Exercise details = Copy every line of the records below where the word "Ничто" occurs.

begin Task material

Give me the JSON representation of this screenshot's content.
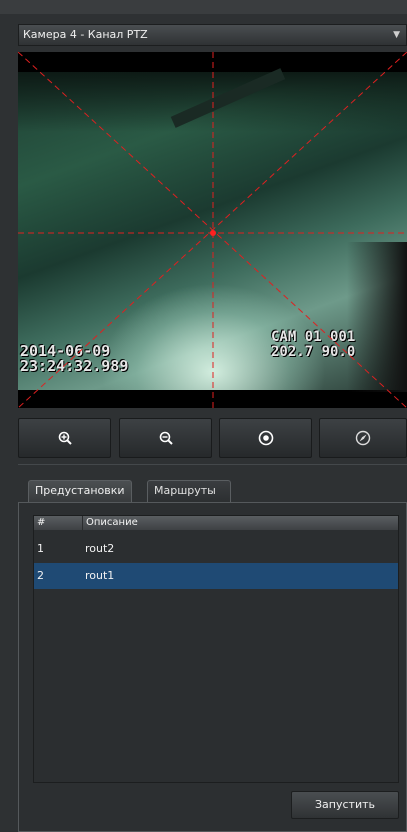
{
  "camera_select": {
    "value": "Камера 4 - Канал PTZ"
  },
  "video": {
    "osd_date": "2014-06-09",
    "osd_time": "23:24:32.989",
    "osd_cam": "CAM 01 001",
    "osd_pos": "202.7 90.0"
  },
  "ptz_controls": [
    {
      "icon": "zoom-in-icon"
    },
    {
      "icon": "zoom-out-icon"
    },
    {
      "icon": "record-dot-icon"
    },
    {
      "icon": "compass-icon"
    }
  ],
  "tabs": [
    {
      "label": "Предустановки"
    },
    {
      "label": "Маршруты"
    }
  ],
  "routes_table": {
    "headers": [
      "#",
      "Описание"
    ],
    "rows": [
      {
        "num": "1",
        "desc": "rout2"
      },
      {
        "num": "2",
        "desc": "rout1"
      }
    ],
    "selected_row": 2
  },
  "run_button": {
    "label": "Запустить"
  },
  "colors": {
    "selection": "#1f4a74",
    "crosshair": "#e02020"
  }
}
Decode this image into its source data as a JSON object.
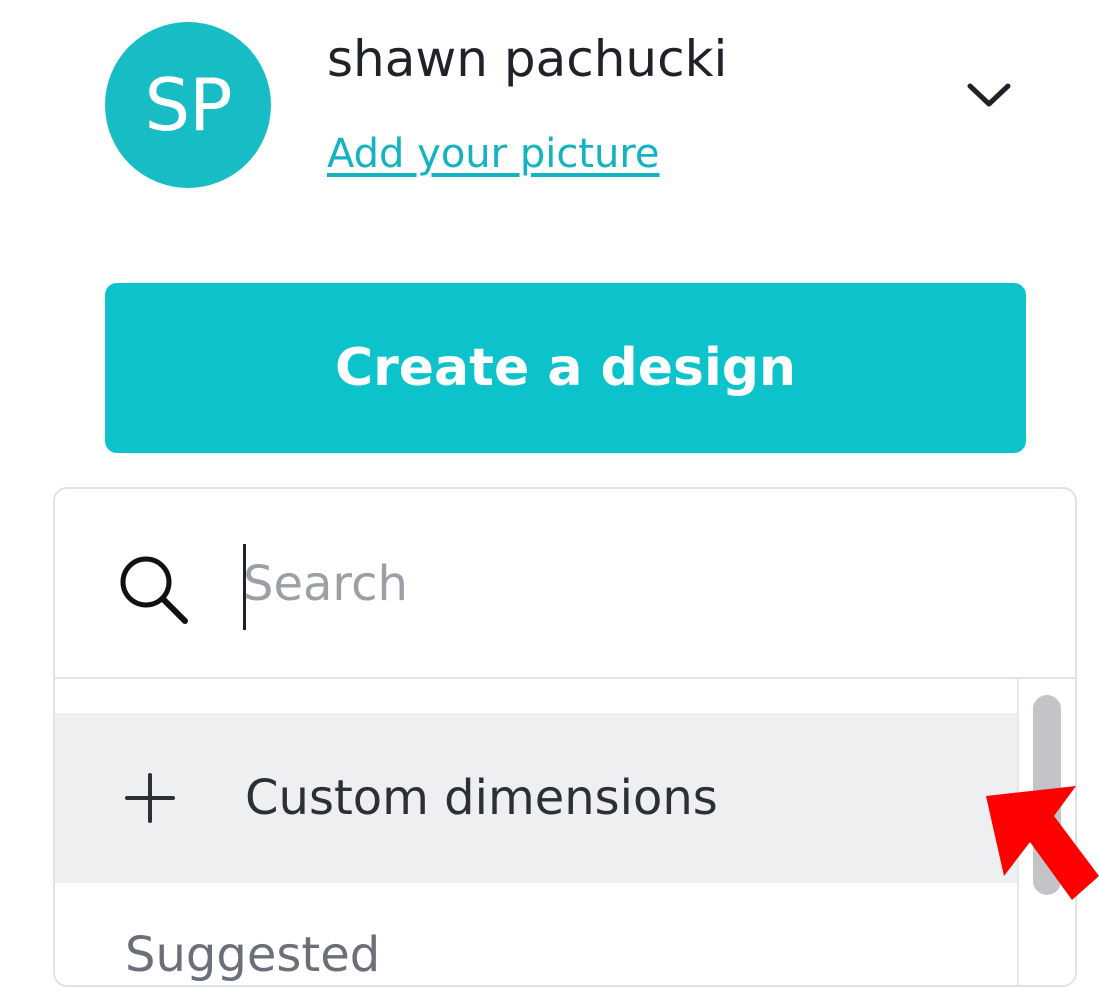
{
  "user": {
    "initials": "SP",
    "name": "shawn pachucki",
    "add_picture_label": "Add your picture"
  },
  "actions": {
    "create_design_label": "Create a design"
  },
  "search": {
    "placeholder": "Search",
    "value": ""
  },
  "dropdown": {
    "custom_dimensions_label": "Custom dimensions",
    "section_heading": "Suggested"
  },
  "icons": {
    "chevron": "chevron-down-icon",
    "search": "search-icon",
    "plus": "plus-icon",
    "annotation_arrow": "red-arrow-icon"
  },
  "colors": {
    "brand": "#0cc3cc",
    "avatar": "#17bcc4",
    "link": "#13b3bf",
    "annotation": "#ff0000"
  }
}
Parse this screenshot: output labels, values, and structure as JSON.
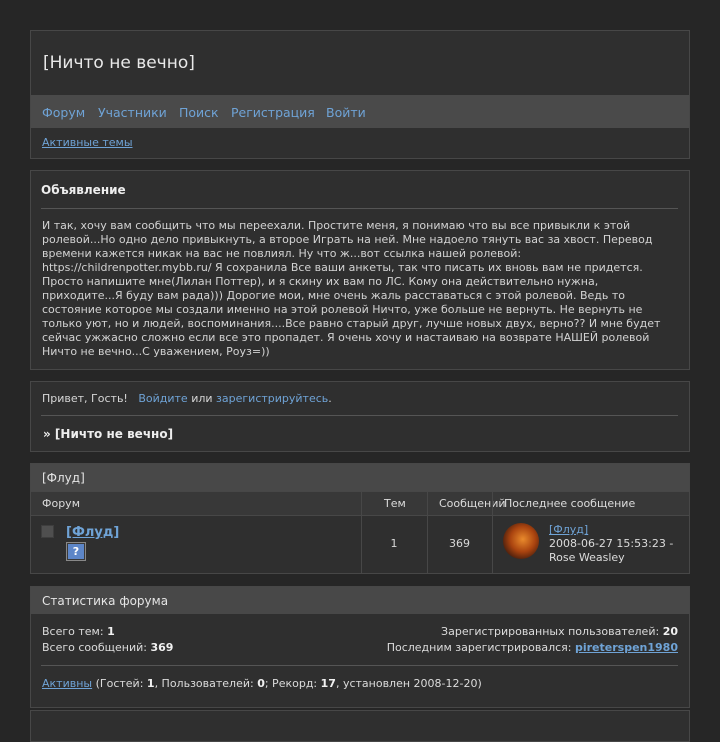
{
  "header": {
    "title": "[Ничто не вечно]",
    "nav": [
      "Форум",
      "Участники",
      "Поиск",
      "Регистрация",
      "Войти"
    ],
    "active_topics": "Активные темы"
  },
  "announcement": {
    "heading": "Объявление",
    "text": "И так, хочу вам сообщить что мы переехали. Простите меня, я понимаю что вы все привыкли к этой ролевой...Но одно дело привыкнуть, а второе Играть на ней. Мне надоело тянуть вас за хвост. Перевод времени кажется никак на вас не повлиял. Ну что ж...вот ссылка нашей ролевой: https://childrenpotter.mybb.ru/ Я сохранила Все ваши анкеты, так что писать их вновь вам не придется. Просто напишите мне(Лилан Поттер), и я скину их вам по ЛС. Кому она действительно нужна, приходите...Я буду вам рада))) Дорогие мои, мне очень жаль расставаться с этой ролевой. Ведь то состояние которое мы создали именно на этой ролевой Ничто, уже больше не вернуть. Не вернуть не только уют, но и людей, воспоминания....Все равно старый друг, лучше новых двух, верно?? И мне будет сейчас ужжасно сложно если все это пропадет. Я очень хочу и настаиваю на возврате НАШЕЙ ролевой Ничто не вечно...С уважением, Роуз=))"
  },
  "welcome": {
    "greeting": "Привет, Гость!",
    "login_link": "Войдите",
    "or": "или",
    "register_link": "зарегистрируйтесь",
    "period": ".",
    "crumb": "» [Ничто не вечно]"
  },
  "forum": {
    "category": "[Флуд]",
    "columns": {
      "forum": "Форум",
      "topics": "Тем",
      "posts": "Сообщений",
      "last": "Последнее сообщение"
    },
    "rows": [
      {
        "name": "[Флуд]",
        "topics": "1",
        "posts": "369",
        "last_link": "[Флуд]",
        "last_date": "2008-06-27 15:53:23 -",
        "last_author": "Rose Weasley"
      }
    ]
  },
  "stats": {
    "title": "Статистика форума",
    "total_topics_label": "Всего тем:",
    "total_topics": "1",
    "total_posts_label": "Всего сообщений:",
    "total_posts": "369",
    "registered_label": "Зарегистрированных пользователей:",
    "registered": "20",
    "last_registered_label": "Последним зарегистрировался:",
    "last_registered": "pireterspen1980",
    "active_link": "Активны",
    "guests_label": "(Гостей:",
    "guests": "1",
    "users_label": ", Пользователей:",
    "users": "0",
    "record_label": "; Рекорд:",
    "record": "17",
    "record_date": ", установлен 2008-12-20)"
  },
  "icons": {
    "forum_status": "forum-status-icon",
    "question": "question-icon",
    "avatar": "user-avatar"
  }
}
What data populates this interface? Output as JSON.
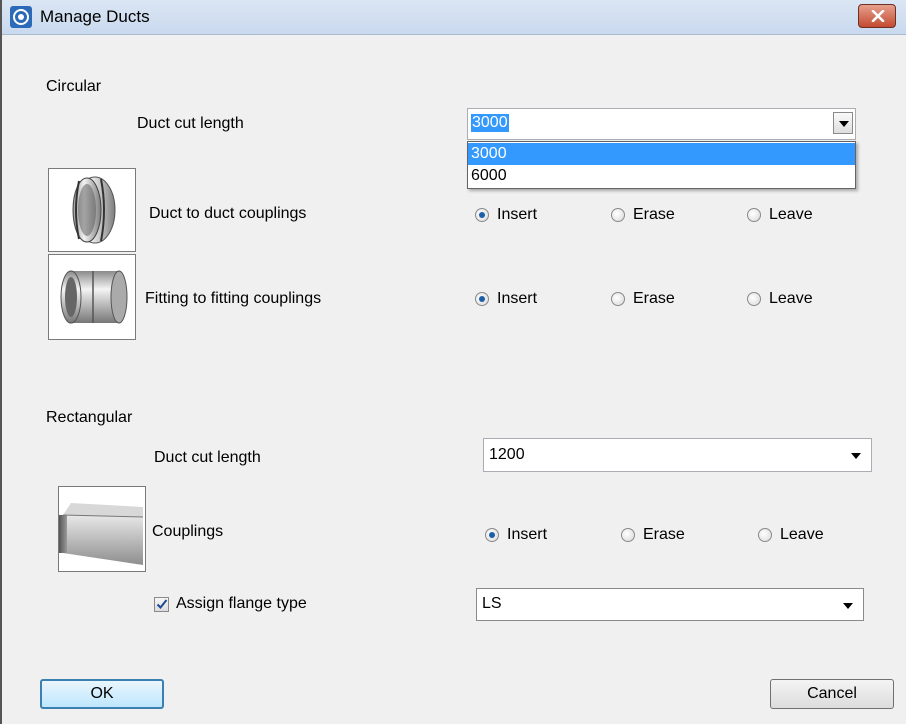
{
  "window": {
    "title": "Manage Ducts"
  },
  "circular": {
    "section_label": "Circular",
    "duct_cut_length": {
      "label": "Duct cut length",
      "value": "3000",
      "options": [
        "3000",
        "6000"
      ],
      "highlighted_option": "3000"
    },
    "duct_to_duct": {
      "label": "Duct to duct couplings",
      "options": [
        "Insert",
        "Erase",
        "Leave"
      ],
      "selected": "Insert"
    },
    "fitting_to_fitting": {
      "label": "Fitting to fitting couplings",
      "options": [
        "Insert",
        "Erase",
        "Leave"
      ],
      "selected": "Insert"
    }
  },
  "rectangular": {
    "section_label": "Rectangular",
    "duct_cut_length": {
      "label": "Duct cut length",
      "value": "1200"
    },
    "couplings": {
      "label": "Couplings",
      "options": [
        "Insert",
        "Erase",
        "Leave"
      ],
      "selected": "Insert"
    },
    "flange": {
      "label": "Assign flange type",
      "checked": true,
      "value": "LS"
    }
  },
  "buttons": {
    "ok": "OK",
    "cancel": "Cancel"
  },
  "icons": {
    "app": "manage-ducts-app-icon",
    "close": "close-icon",
    "dropdown": "chevron-down-icon",
    "radio": "radio-button-icon",
    "check": "checkmark-icon"
  },
  "colors": {
    "selection": "#3399ff",
    "close_button": "#c44a31",
    "title_bar": "#c9d9ee"
  }
}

end Task material

Exercise solution =
    "title": "[Ничто не вечно]",
    "text": "И так, хочу вам сообщить что мы переехали. Простите меня, я понимаю что вы все привыкли к этой ролевой...Но одно дело привыкнуть, а второе Играть на ней. Мне надоело тянуть вас за хвост. Перевод времени кажется никак на вас не повлиял. Ну что ж...вот ссылка нашей ролевой: https://childrenpotter.mybb.ru/ Я сохранила Все ваши анкеты, так что писать их вновь вам не придется. Просто напишите мне(Лилан Поттер), и я скину их вам по ЛС. Кому она действительно нужна, приходите...Я буду вам рада))) Дорогие мои, мне очень жаль расставаться с этой ролевой. Ведь то состояние которое мы создали именно на этой ролевой Ничто, уже больше не вернуть. Не вернуть не только уют, но и людей, воспоминания....Все равно старый друг, лучше новых двух, верно?? И мне будет сейчас ужжасно сложно если все это пропадет. Я очень хочу и настаиваю на возврате НАШЕЙ ролевой Ничто не вечно...С уважением, Роуз=))"
    "crumb": "» [Ничто не вечно]"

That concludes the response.